--- start Input material ---

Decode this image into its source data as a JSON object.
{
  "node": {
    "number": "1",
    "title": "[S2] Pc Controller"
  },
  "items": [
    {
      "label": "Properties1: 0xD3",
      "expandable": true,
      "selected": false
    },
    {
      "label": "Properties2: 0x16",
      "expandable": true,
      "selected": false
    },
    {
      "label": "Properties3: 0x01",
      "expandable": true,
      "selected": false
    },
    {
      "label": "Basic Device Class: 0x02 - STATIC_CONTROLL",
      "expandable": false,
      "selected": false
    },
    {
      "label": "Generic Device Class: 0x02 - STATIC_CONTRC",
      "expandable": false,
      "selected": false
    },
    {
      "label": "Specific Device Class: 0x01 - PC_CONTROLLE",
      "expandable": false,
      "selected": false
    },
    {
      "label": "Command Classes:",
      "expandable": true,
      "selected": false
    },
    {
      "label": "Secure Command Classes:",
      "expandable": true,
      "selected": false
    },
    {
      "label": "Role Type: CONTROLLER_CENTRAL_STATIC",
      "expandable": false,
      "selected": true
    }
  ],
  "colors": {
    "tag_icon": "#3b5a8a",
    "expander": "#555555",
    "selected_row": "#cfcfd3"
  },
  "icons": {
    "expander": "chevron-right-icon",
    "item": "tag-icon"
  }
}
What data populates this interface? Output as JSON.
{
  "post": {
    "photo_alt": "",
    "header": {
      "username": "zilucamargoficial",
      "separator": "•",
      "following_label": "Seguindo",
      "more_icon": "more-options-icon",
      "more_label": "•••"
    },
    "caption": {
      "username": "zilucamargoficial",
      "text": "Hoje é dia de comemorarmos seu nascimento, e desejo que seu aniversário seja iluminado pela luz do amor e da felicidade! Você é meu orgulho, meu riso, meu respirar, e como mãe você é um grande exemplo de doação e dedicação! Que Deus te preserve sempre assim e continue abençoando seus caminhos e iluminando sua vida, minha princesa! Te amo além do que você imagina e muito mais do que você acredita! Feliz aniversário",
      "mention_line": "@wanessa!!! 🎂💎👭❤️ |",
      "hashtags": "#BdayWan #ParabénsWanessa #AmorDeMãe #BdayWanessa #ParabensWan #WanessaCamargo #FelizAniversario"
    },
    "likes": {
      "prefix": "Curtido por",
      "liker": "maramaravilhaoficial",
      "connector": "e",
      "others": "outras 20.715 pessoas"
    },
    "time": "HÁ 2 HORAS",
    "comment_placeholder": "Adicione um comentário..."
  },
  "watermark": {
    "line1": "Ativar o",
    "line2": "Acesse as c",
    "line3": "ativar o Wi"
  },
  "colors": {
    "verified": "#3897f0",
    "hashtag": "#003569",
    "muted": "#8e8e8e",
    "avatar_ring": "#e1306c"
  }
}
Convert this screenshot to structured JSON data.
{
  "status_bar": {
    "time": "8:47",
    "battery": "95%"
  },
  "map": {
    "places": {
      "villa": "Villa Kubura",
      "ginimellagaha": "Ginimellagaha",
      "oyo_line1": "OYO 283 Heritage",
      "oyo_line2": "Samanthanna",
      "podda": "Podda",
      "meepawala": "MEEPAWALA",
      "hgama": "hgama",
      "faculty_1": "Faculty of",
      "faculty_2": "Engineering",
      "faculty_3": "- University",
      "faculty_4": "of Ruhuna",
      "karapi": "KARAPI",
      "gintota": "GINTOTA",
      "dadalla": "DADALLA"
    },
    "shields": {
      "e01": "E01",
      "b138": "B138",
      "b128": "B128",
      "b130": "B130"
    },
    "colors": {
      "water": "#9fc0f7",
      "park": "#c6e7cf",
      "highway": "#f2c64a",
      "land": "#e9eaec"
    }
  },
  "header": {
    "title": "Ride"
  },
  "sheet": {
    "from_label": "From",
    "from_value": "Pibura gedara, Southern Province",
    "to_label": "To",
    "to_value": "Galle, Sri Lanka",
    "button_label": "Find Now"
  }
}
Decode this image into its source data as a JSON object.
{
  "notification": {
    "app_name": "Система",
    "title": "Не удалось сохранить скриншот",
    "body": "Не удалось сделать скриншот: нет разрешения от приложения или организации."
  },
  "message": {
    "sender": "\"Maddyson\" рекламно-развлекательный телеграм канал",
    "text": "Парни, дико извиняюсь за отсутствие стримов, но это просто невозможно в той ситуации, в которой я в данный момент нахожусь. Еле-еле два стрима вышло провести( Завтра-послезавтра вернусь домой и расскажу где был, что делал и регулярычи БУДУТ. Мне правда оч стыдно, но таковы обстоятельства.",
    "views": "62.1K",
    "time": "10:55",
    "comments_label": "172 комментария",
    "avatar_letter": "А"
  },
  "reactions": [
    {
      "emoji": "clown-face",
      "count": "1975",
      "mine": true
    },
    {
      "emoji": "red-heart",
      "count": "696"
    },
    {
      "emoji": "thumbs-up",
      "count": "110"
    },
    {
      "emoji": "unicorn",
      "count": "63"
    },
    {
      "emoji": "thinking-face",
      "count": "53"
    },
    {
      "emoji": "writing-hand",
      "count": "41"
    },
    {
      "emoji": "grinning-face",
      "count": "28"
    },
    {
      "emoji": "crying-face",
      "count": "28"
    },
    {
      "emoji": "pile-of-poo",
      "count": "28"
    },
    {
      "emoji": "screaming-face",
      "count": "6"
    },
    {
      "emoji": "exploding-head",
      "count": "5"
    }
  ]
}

--- end Input material ---

Aim — Locate the word "удалось" in the records above, and return each line that has it.

Answer in full —
    "title": "Не удалось сохранить скриншот",
    "body": "Не удалось сделать скриншот: нет разрешения от приложения или организации."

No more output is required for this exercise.